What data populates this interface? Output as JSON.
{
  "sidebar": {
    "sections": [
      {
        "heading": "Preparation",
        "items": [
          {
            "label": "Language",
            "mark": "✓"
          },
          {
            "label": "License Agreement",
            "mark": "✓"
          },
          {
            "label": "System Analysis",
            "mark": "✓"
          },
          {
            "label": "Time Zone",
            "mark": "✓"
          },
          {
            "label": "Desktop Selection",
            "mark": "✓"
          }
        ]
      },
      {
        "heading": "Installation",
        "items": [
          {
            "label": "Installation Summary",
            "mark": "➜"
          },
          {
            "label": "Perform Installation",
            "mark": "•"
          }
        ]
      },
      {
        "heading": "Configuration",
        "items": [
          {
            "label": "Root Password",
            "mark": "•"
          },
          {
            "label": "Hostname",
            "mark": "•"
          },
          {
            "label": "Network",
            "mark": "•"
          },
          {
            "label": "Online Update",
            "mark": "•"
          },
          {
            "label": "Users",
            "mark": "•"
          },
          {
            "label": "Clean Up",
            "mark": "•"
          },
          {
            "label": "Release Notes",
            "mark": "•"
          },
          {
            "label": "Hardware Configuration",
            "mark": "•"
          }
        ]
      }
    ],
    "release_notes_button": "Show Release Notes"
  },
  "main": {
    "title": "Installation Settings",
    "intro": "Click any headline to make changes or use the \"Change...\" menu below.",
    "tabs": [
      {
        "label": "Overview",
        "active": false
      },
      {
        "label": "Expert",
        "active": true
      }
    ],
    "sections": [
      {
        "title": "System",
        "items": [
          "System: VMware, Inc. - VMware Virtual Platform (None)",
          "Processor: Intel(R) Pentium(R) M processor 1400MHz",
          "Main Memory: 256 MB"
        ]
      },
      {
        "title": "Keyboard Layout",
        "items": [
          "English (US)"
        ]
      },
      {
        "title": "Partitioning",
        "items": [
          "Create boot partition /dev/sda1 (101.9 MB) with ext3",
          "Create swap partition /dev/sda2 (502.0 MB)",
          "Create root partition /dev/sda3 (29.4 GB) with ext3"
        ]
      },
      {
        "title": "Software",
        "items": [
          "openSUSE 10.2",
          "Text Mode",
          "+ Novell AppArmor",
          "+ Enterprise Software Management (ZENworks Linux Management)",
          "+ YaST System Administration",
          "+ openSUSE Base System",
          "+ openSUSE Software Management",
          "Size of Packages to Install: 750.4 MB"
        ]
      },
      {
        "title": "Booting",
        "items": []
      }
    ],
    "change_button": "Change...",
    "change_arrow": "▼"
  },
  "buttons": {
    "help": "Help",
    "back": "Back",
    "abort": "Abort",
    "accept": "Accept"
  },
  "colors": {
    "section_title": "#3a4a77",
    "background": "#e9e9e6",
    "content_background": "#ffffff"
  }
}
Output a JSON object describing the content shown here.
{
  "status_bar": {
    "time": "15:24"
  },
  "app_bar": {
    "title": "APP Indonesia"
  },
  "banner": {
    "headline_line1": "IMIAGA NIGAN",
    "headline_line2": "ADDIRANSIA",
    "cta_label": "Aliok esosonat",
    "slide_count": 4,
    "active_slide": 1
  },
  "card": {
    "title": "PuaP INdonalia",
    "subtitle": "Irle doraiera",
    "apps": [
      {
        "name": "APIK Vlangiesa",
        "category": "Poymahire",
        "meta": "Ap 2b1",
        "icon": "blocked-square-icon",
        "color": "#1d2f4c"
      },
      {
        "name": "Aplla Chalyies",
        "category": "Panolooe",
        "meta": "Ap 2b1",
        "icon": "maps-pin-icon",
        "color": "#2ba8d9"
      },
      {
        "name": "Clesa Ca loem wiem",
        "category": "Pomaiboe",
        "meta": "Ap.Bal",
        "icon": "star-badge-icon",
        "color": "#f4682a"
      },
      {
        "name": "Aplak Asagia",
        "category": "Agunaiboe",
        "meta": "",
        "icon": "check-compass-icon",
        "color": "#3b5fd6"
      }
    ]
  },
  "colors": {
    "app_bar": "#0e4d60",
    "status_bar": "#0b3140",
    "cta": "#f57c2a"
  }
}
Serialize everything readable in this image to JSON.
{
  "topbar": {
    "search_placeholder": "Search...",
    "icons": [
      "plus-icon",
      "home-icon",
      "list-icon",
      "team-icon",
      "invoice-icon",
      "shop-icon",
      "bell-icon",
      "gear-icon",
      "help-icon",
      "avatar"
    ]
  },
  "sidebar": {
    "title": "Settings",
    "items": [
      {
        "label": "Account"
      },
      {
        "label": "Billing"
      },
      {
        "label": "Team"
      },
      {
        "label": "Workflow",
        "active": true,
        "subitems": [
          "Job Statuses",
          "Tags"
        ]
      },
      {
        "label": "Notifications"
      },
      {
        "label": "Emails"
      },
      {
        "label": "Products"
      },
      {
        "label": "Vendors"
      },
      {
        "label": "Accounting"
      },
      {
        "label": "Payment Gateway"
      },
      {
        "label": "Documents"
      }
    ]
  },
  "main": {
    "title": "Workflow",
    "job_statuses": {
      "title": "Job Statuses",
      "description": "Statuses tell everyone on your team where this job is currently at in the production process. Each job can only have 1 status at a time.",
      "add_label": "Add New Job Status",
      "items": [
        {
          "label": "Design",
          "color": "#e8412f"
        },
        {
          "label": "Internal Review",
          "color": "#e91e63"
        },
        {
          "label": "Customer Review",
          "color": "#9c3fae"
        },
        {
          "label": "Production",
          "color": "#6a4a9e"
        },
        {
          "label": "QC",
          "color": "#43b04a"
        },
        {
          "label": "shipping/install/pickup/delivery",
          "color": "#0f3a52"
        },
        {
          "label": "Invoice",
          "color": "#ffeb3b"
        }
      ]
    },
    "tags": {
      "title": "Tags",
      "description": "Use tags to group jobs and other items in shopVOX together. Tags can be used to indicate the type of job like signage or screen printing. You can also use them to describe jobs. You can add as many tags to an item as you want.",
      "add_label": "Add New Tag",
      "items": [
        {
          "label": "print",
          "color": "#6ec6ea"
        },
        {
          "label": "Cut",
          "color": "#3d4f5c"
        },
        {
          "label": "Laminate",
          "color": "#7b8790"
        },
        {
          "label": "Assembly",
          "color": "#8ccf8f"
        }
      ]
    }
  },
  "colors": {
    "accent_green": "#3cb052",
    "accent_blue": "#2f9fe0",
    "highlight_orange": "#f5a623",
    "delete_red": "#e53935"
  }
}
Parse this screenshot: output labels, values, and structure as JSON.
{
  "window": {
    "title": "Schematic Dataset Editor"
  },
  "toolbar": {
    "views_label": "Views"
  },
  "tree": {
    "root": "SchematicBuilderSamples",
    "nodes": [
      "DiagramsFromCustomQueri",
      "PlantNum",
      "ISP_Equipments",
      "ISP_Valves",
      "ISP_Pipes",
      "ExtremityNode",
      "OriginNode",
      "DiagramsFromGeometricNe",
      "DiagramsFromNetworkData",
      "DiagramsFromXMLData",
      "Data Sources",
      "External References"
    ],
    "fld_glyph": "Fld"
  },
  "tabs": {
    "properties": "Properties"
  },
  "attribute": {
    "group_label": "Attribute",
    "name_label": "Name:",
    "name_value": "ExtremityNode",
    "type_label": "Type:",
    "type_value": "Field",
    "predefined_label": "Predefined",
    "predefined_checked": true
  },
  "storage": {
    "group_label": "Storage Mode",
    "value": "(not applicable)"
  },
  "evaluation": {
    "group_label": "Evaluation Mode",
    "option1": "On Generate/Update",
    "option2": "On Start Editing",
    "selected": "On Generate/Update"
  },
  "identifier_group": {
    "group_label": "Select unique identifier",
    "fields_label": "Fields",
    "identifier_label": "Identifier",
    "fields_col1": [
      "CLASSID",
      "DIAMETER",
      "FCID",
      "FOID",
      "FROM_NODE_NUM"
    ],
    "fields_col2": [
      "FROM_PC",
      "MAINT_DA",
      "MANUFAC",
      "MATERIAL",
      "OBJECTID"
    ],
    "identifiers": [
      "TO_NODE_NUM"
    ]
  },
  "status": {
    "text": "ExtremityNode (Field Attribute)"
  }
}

- [WHAT TO WORK ON]
Each line of the material that holds the string "Installation" counts once; give the total alone.

- [SOLUTION FOR THIS TASK]
4